Materials provided:
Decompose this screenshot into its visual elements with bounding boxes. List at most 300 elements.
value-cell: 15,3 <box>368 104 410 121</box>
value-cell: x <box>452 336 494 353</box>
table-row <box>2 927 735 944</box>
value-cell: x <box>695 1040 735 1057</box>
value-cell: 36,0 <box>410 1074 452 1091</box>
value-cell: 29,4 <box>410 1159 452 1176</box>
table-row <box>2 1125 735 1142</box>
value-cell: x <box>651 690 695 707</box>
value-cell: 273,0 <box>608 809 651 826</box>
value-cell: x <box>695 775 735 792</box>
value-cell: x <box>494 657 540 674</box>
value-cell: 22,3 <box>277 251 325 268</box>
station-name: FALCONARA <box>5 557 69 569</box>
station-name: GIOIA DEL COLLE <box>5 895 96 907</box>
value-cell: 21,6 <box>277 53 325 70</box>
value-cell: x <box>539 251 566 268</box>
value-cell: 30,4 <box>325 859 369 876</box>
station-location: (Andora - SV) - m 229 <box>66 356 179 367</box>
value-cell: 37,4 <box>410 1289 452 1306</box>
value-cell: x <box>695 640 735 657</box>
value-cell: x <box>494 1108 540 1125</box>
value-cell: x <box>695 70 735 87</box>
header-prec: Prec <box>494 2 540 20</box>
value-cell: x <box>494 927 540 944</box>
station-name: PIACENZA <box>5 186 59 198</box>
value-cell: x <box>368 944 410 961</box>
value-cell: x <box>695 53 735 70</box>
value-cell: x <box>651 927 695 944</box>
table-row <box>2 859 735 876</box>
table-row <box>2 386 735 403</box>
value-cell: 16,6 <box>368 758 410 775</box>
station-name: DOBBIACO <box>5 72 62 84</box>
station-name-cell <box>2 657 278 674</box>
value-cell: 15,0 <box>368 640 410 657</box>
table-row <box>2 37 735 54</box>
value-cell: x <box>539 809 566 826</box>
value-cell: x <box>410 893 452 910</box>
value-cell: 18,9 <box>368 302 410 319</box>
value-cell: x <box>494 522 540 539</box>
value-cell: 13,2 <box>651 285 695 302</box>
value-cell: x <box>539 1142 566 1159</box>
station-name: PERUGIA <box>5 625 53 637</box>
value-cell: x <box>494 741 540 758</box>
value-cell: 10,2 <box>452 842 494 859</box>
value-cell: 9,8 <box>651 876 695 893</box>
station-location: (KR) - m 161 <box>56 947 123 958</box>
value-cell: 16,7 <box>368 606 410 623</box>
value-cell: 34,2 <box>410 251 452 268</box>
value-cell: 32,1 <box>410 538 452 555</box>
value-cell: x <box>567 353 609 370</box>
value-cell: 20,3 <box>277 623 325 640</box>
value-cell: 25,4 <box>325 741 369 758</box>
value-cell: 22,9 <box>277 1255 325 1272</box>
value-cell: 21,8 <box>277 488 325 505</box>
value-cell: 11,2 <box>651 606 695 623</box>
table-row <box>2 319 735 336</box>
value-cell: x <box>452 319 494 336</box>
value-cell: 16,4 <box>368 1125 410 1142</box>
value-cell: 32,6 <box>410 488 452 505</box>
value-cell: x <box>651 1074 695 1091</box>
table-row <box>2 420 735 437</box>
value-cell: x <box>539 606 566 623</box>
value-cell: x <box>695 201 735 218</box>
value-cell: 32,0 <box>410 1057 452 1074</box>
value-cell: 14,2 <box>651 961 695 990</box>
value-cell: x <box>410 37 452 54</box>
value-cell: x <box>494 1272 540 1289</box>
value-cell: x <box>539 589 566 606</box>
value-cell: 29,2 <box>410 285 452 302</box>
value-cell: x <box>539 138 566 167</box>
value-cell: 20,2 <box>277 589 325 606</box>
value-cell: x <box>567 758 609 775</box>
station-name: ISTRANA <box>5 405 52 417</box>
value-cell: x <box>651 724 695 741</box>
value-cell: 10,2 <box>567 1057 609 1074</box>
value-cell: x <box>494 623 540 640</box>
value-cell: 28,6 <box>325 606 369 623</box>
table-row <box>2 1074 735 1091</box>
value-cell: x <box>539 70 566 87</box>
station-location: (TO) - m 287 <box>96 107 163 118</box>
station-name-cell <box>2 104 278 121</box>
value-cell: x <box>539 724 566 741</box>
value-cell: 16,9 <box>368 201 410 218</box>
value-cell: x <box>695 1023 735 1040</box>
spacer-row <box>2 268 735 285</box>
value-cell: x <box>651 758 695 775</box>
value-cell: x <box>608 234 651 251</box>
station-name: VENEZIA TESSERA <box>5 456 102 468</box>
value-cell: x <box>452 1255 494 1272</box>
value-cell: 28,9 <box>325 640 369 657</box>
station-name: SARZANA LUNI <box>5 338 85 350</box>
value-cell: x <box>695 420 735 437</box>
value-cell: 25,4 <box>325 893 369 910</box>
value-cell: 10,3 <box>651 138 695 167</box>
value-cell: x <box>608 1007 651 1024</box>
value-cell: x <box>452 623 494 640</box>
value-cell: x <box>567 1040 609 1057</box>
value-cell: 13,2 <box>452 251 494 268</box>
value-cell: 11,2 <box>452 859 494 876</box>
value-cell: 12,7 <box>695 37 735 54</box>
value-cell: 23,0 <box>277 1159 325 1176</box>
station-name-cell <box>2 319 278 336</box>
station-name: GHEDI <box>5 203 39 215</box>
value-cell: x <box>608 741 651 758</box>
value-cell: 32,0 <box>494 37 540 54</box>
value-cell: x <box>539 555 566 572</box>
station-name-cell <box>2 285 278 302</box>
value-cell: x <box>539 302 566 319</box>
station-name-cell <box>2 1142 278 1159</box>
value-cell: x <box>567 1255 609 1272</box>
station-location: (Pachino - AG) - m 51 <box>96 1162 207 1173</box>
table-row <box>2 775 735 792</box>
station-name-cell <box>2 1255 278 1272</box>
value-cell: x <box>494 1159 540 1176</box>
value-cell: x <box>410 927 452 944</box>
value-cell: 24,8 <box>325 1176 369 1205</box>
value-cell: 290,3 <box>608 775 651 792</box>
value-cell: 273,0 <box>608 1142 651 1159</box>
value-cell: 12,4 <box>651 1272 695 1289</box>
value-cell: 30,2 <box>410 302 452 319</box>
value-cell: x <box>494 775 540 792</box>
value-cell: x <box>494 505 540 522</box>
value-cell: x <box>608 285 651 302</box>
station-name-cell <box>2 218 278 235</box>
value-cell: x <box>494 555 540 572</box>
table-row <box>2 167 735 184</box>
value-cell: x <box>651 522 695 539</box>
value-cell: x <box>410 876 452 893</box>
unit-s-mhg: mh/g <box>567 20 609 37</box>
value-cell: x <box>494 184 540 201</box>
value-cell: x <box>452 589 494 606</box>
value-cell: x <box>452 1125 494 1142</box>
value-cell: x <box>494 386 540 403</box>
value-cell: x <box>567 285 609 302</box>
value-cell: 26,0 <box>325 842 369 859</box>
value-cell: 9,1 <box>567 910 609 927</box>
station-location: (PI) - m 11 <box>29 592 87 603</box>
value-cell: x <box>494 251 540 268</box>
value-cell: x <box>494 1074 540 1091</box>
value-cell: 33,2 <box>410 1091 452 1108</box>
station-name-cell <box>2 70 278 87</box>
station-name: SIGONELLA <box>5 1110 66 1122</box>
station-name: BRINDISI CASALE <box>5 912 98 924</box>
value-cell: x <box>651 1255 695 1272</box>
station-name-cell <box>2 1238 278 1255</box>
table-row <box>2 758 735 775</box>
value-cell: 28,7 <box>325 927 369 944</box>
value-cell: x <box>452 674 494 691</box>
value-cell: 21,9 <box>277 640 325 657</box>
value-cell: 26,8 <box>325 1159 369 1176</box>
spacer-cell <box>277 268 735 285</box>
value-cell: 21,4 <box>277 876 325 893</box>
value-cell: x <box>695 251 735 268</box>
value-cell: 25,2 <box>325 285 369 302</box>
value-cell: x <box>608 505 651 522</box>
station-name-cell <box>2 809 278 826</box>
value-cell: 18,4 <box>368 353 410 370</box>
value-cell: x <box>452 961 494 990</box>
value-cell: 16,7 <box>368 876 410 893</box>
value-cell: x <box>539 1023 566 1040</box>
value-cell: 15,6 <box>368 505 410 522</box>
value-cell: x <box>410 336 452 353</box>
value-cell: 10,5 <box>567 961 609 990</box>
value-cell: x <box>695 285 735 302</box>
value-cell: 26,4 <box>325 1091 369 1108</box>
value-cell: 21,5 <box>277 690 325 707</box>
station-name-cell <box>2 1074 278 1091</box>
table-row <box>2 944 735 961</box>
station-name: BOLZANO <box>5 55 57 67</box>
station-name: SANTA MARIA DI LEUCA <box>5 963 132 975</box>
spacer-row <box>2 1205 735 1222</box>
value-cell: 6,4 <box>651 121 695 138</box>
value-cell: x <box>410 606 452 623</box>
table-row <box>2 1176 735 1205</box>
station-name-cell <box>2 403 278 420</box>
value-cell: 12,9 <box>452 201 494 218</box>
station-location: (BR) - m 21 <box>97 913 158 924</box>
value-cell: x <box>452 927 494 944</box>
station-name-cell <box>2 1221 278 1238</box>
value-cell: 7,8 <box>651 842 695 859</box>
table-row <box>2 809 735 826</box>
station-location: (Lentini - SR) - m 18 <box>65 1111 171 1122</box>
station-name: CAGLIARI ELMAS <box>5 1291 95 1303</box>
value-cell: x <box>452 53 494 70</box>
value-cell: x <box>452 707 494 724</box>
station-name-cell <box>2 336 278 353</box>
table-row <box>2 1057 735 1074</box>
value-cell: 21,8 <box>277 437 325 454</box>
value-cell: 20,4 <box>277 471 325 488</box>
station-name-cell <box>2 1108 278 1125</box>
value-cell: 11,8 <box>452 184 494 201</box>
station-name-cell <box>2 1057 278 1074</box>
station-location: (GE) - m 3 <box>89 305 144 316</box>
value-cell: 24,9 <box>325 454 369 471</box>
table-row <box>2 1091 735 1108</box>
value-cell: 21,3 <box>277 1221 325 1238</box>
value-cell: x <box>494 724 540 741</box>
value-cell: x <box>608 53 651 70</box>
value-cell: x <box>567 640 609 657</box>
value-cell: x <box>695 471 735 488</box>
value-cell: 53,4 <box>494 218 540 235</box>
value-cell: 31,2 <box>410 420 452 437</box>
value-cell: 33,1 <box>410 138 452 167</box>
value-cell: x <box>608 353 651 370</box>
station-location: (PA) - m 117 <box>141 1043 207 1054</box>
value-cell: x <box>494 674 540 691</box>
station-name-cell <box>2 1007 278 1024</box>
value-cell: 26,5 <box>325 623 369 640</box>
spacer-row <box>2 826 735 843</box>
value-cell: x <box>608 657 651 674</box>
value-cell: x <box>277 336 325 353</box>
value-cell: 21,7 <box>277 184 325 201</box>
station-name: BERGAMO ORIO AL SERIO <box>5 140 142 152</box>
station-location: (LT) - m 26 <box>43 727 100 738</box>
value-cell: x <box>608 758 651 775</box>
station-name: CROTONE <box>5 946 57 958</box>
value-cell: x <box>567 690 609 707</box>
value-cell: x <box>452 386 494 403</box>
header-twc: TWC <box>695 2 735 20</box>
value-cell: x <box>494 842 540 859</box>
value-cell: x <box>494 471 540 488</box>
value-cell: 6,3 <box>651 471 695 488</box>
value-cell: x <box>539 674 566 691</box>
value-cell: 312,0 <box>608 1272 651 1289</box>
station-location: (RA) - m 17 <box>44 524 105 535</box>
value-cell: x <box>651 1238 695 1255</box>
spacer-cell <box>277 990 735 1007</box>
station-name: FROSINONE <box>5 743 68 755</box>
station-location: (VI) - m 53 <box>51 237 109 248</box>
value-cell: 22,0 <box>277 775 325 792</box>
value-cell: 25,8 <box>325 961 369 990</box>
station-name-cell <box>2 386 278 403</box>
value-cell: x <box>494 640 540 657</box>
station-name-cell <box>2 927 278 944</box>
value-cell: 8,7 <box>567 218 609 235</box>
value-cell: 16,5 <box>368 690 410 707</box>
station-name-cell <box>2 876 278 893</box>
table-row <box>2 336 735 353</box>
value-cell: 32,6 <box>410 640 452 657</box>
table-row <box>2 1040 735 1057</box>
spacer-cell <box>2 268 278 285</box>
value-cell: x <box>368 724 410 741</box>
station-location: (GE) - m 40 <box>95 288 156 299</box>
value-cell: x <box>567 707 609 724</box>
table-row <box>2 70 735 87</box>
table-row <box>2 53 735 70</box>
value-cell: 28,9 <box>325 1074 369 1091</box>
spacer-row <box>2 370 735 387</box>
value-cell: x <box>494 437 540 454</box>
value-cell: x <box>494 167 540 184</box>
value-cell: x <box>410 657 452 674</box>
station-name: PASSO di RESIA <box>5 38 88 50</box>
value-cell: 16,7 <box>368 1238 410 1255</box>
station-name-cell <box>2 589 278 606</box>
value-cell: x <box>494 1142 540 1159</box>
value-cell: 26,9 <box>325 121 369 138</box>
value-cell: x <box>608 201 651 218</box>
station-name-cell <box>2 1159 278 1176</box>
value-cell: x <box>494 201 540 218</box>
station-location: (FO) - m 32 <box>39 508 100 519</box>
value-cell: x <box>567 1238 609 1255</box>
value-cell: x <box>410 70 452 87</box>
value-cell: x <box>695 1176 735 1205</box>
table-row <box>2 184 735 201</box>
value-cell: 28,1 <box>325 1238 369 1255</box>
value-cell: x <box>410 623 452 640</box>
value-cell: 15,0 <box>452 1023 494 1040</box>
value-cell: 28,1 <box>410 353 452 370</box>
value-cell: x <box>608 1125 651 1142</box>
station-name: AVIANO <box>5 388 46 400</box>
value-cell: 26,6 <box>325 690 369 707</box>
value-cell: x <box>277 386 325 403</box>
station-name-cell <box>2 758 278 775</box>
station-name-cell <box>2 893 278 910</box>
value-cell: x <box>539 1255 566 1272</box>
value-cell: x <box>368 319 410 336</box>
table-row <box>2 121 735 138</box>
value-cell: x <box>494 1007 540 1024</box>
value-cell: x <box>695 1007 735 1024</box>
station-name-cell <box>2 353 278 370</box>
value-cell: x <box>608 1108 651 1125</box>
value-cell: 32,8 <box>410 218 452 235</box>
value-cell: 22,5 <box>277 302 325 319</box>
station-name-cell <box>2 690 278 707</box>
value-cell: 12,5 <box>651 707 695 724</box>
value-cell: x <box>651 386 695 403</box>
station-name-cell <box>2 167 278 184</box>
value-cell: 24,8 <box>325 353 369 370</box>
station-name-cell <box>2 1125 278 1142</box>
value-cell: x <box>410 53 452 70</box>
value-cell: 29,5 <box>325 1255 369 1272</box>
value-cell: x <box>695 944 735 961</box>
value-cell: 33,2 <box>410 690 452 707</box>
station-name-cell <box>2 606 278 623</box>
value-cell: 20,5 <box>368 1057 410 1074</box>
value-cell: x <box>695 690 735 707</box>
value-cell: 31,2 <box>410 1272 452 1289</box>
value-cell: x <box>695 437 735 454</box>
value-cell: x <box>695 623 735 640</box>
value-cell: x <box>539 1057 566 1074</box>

Aim of the exercise: Reproduce word for word the stretch of lines from the first one through the line that contains "value-cell: 36,0 <box>410 1074 452 1091</box>".

The completed task:
Decompose this screenshot into its visual elements with bounding boxes. List at most 300 elements.
value-cell: 15,3 <box>368 104 410 121</box>
value-cell: x <box>452 336 494 353</box>
table-row <box>2 927 735 944</box>
value-cell: x <box>695 1040 735 1057</box>
value-cell: 36,0 <box>410 1074 452 1091</box>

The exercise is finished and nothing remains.